What you will do
Search the data for the string "subtitle" and extract every line where it appears.
──────── Data shown
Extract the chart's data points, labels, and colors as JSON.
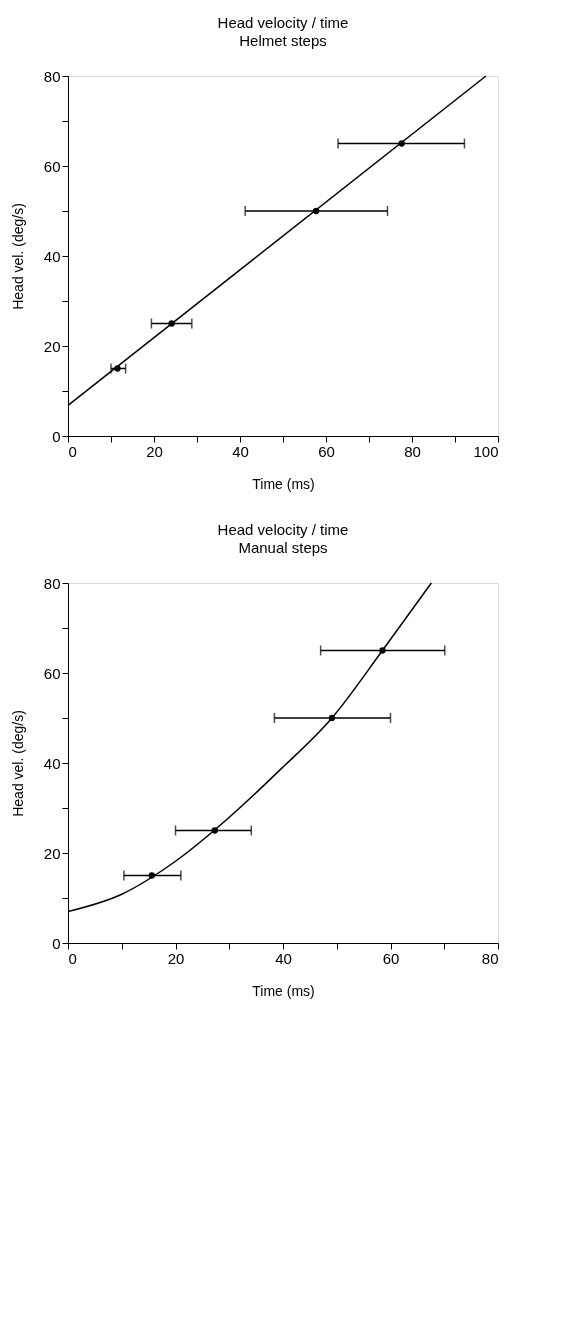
{
  "chart_data": [
    {
      "type": "scatter",
      "title": "Head velocity / time",
      "subtitle": "Helmet steps",
      "xlabel": "Time (ms)",
      "ylabel": "Head vel. (deg/s)",
      "xlim": [
        0,
        100
      ],
      "ylim": [
        0,
        80
      ],
      "xticks": [
        0,
        {
          "value": 10,
          "label": null
        },
        20,
        {
          "value": 30,
          "label": null
        },
        40,
        {
          "value": 50,
          "label": null
        },
        60,
        {
          "value": 70,
          "label": null
        },
        80,
        {
          "value": 90,
          "label": null
        },
        100
      ],
      "yticks": [
        0,
        {
          "value": 10,
          "label": null
        },
        20,
        {
          "value": 30,
          "label": null
        },
        40,
        {
          "value": 50,
          "label": null
        },
        60,
        {
          "value": 70,
          "label": null
        },
        80
      ],
      "grid": false,
      "series": [
        {
          "color": "#000000",
          "marker": "circle",
          "x": [
            11.5,
            24.1,
            57.7,
            77.6
          ],
          "values": [
            15,
            25,
            50,
            65
          ],
          "xerrors": [
            [
              10.0,
              13.4
            ],
            [
              19.4,
              28.8
            ],
            [
              41.2,
              74.3
            ],
            [
              62.8,
              92.2
            ]
          ]
        },
        {
          "type": "line",
          "color": "#000000",
          "marker": "none",
          "line_style": "solid",
          "x": [
            0,
            97.2
          ],
          "values": [
            6.8,
            80
          ]
        }
      ]
    },
    {
      "type": "scatter",
      "title": "Head velocity / time",
      "subtitle": "Manual steps",
      "xlabel": "Time (ms)",
      "ylabel": "Head vel. (deg/s)",
      "xlim": [
        0,
        80
      ],
      "ylim": [
        0,
        80
      ],
      "xticks": [
        0,
        {
          "value": 10,
          "label": null
        },
        20,
        {
          "value": 30,
          "label": null
        },
        40,
        {
          "value": 50,
          "label": null
        },
        60,
        {
          "value": 70,
          "label": null
        },
        80
      ],
      "yticks": [
        0,
        {
          "value": 10,
          "label": null
        },
        20,
        {
          "value": 30,
          "label": null
        },
        40,
        {
          "value": 50,
          "label": null
        },
        60,
        {
          "value": 70,
          "label": null
        },
        80
      ],
      "grid": false,
      "series": [
        {
          "color": "#000000",
          "marker": "circle",
          "x": [
            15.6,
            27.3,
            49.1,
            58.5
          ],
          "values": [
            15,
            25,
            50,
            65
          ],
          "xerrors": [
            [
              10.4,
              21.0
            ],
            [
              20.0,
              34.1
            ],
            [
              38.4,
              60.0
            ],
            [
              47.0,
              70.1
            ]
          ]
        },
        {
          "type": "line",
          "color": "#000000",
          "marker": "none",
          "line_style": "solid",
          "x": [
            0,
            10.1,
            19.8,
            29.6,
            39.3,
            49.1,
            58.5,
            67.6
          ],
          "values": [
            7.0,
            10.9,
            18.0,
            27.5,
            38.3,
            50,
            65,
            80
          ]
        }
      ]
    }
  ]
}
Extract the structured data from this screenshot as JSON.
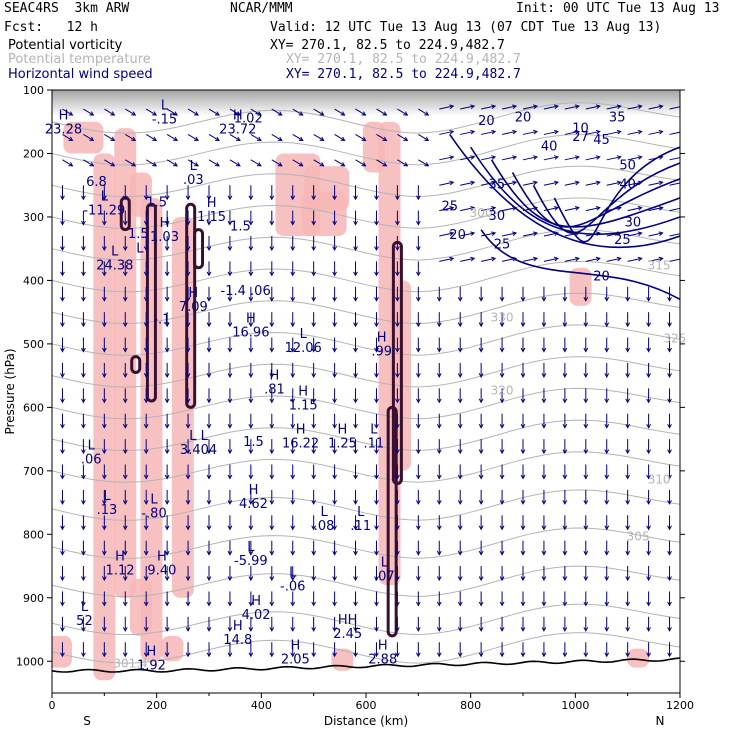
{
  "header": {
    "model": "SEAC4RS  3km ARW",
    "org": "NCAR/MMM",
    "init": "Init: 00 UTC Tue 13 Aug 13",
    "fcst": "Fcst:   12 h",
    "valid": "Valid: 12 UTC Tue 13 Aug 13 (07 CDT Tue 13 Aug 13)"
  },
  "legend": [
    {
      "label": "Potential vorticity",
      "xy": "XY= 270.1, 82.5 to 224.9,482.7",
      "color": "#000000"
    },
    {
      "label": "Potential temperature",
      "xy": "XY= 270.1, 82.5 to 224.9,482.7",
      "color": "#b4b4b4"
    },
    {
      "label": "Horizontal wind speed",
      "xy": "XY= 270.1, 82.5 to 224.9,482.7",
      "color": "#000080"
    }
  ],
  "chart_data": {
    "type": "cross-section",
    "xlabel": "Distance (km)",
    "ylabel": "Pressure (hPa)",
    "xlim": [
      0,
      1200
    ],
    "ylim": [
      1050,
      100
    ],
    "xticks": [
      0,
      200,
      400,
      600,
      800,
      1000,
      1200
    ],
    "yticks": [
      100,
      200,
      300,
      400,
      500,
      600,
      700,
      800,
      900,
      1000
    ],
    "end_labels": {
      "left": "S",
      "right": "N"
    },
    "pv_fill_color": "#f7b6b6",
    "pv_contour_color": "#3a1030",
    "theta_color": "#b4b4b4",
    "wind_color": "#000080",
    "theta_labels": [
      {
        "x": 820,
        "p": 300,
        "text": "300"
      },
      {
        "x": 1160,
        "p": 383,
        "text": "315"
      },
      {
        "x": 860,
        "p": 465,
        "text": "330"
      },
      {
        "x": 1190,
        "p": 498,
        "text": "325"
      },
      {
        "x": 860,
        "p": 580,
        "text": "320"
      },
      {
        "x": 1160,
        "p": 720,
        "text": "310"
      },
      {
        "x": 1120,
        "p": 810,
        "text": "305"
      },
      {
        "x": 150,
        "p": 1010,
        "text": "301.4"
      }
    ],
    "wind_labels": [
      {
        "x": 830,
        "p": 155,
        "text": "20"
      },
      {
        "x": 900,
        "p": 150,
        "text": "20"
      },
      {
        "x": 1010,
        "p": 167,
        "text": "10"
      },
      {
        "x": 1080,
        "p": 150,
        "text": "35"
      },
      {
        "x": 950,
        "p": 195,
        "text": "40"
      },
      {
        "x": 1010,
        "p": 180,
        "text": "27"
      },
      {
        "x": 1050,
        "p": 185,
        "text": "45"
      },
      {
        "x": 1100,
        "p": 225,
        "text": "50"
      },
      {
        "x": 850,
        "p": 255,
        "text": "35"
      },
      {
        "x": 760,
        "p": 290,
        "text": "25"
      },
      {
        "x": 850,
        "p": 305,
        "text": "30"
      },
      {
        "x": 775,
        "p": 335,
        "text": "20"
      },
      {
        "x": 860,
        "p": 350,
        "text": "25"
      },
      {
        "x": 1090,
        "p": 343,
        "text": "25"
      },
      {
        "x": 1110,
        "p": 315,
        "text": "30"
      },
      {
        "x": 1100,
        "p": 255,
        "text": "40"
      },
      {
        "x": 1050,
        "p": 400,
        "text": "20"
      }
    ],
    "hl_markers": [
      {
        "x": 22,
        "p": 165,
        "letter": "H",
        "value": "23.28",
        "label_dx": 0
      },
      {
        "x": 85,
        "p": 248,
        "letter": "",
        "value": "6.8",
        "label_dx": 0
      },
      {
        "x": 100,
        "p": 293,
        "letter": "L",
        "value": "-11.29",
        "label_dx": 0
      },
      {
        "x": 120,
        "p": 380,
        "letter": "L",
        "value": "24.38",
        "label_dx": 0
      },
      {
        "x": 168,
        "p": 375,
        "letter": "L",
        "value": "",
        "label_dx": 0
      },
      {
        "x": 215,
        "p": 150,
        "letter": "L",
        "value": "-.15",
        "label_dx": 0
      },
      {
        "x": 165,
        "p": 330,
        "letter": "",
        "value": "1.5",
        "label_dx": 0
      },
      {
        "x": 200,
        "p": 280,
        "letter": "",
        "value": "1.5",
        "label_dx": 0
      },
      {
        "x": 215,
        "p": 335,
        "letter": "H",
        "value": "1.03",
        "label_dx": 0
      },
      {
        "x": 270,
        "p": 245,
        "letter": "L",
        "value": ".03",
        "label_dx": 0
      },
      {
        "x": 305,
        "p": 303,
        "letter": "H",
        "value": "1.15",
        "label_dx": 0
      },
      {
        "x": 210,
        "p": 465,
        "letter": "",
        "value": "-.1",
        "label_dx": 0
      },
      {
        "x": 270,
        "p": 445,
        "letter": "H",
        "value": "7.09",
        "label_dx": 0
      },
      {
        "x": 355,
        "p": 165,
        "letter": "H",
        "value": "23.72",
        "label_dx": 0
      },
      {
        "x": 375,
        "p": 148,
        "letter": "",
        "value": "1.02",
        "label_dx": 0
      },
      {
        "x": 360,
        "p": 318,
        "letter": "",
        "value": "1.5",
        "label_dx": 0
      },
      {
        "x": 370,
        "p": 420,
        "letter": "",
        "value": "-1.4 .06",
        "label_dx": 0
      },
      {
        "x": 380,
        "p": 485,
        "letter": "H",
        "value": "16.96",
        "label_dx": 0
      },
      {
        "x": 425,
        "p": 575,
        "letter": "H",
        "value": ".81",
        "label_dx": 0
      },
      {
        "x": 480,
        "p": 600,
        "letter": "H",
        "value": "1.15",
        "label_dx": 0
      },
      {
        "x": 480,
        "p": 510,
        "letter": "L",
        "value": "12.06",
        "label_dx": 0
      },
      {
        "x": 630,
        "p": 515,
        "letter": "H",
        "value": ".99",
        "label_dx": 0
      },
      {
        "x": 75,
        "p": 685,
        "letter": "L",
        "value": ".06",
        "label_dx": 0
      },
      {
        "x": 280,
        "p": 670,
        "letter": "L L",
        "value": "3.404",
        "label_dx": 0
      },
      {
        "x": 385,
        "p": 658,
        "letter": "",
        "value": "1.5",
        "label_dx": 0
      },
      {
        "x": 475,
        "p": 660,
        "letter": "H",
        "value": "16.22",
        "label_dx": 0
      },
      {
        "x": 555,
        "p": 660,
        "letter": "H",
        "value": "1.25",
        "label_dx": 0
      },
      {
        "x": 615,
        "p": 660,
        "letter": "L",
        "value": ".11",
        "label_dx": 0
      },
      {
        "x": 105,
        "p": 765,
        "letter": "L",
        "value": ".13",
        "label_dx": 0
      },
      {
        "x": 195,
        "p": 770,
        "letter": "L",
        "value": "-.80",
        "label_dx": 0
      },
      {
        "x": 385,
        "p": 755,
        "letter": "H",
        "value": "4.62",
        "label_dx": 0
      },
      {
        "x": 520,
        "p": 790,
        "letter": "L",
        "value": ".08",
        "label_dx": 0
      },
      {
        "x": 590,
        "p": 790,
        "letter": "L",
        "value": ".11",
        "label_dx": 0
      },
      {
        "x": 130,
        "p": 860,
        "letter": "H",
        "value": "1.12",
        "label_dx": 0
      },
      {
        "x": 210,
        "p": 860,
        "letter": "H",
        "value": "9.40",
        "label_dx": 0
      },
      {
        "x": 380,
        "p": 845,
        "letter": "L",
        "value": "-5.99",
        "label_dx": 0
      },
      {
        "x": 460,
        "p": 885,
        "letter": "L",
        "value": "-.06",
        "label_dx": 0
      },
      {
        "x": 635,
        "p": 870,
        "letter": "L",
        "value": ".07",
        "label_dx": 0
      },
      {
        "x": 62,
        "p": 940,
        "letter": "L",
        "value": "52",
        "label_dx": 0
      },
      {
        "x": 390,
        "p": 930,
        "letter": "H",
        "value": "4.02",
        "label_dx": 0
      },
      {
        "x": 355,
        "p": 970,
        "letter": "H",
        "value": "14.8",
        "label_dx": 0
      },
      {
        "x": 190,
        "p": 1010,
        "letter": "H",
        "value": "1.92",
        "label_dx": 0
      },
      {
        "x": 465,
        "p": 1000,
        "letter": "H",
        "value": "2.05",
        "label_dx": 0
      },
      {
        "x": 565,
        "p": 960,
        "letter": "HH",
        "value": "2.45",
        "label_dx": 0
      },
      {
        "x": 632,
        "p": 1000,
        "letter": "H",
        "value": "2.88",
        "label_dx": 0
      }
    ]
  }
}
────────────────
Written solution
      "subtitle": "Helmet steps",
      "subtitle": "Manual steps",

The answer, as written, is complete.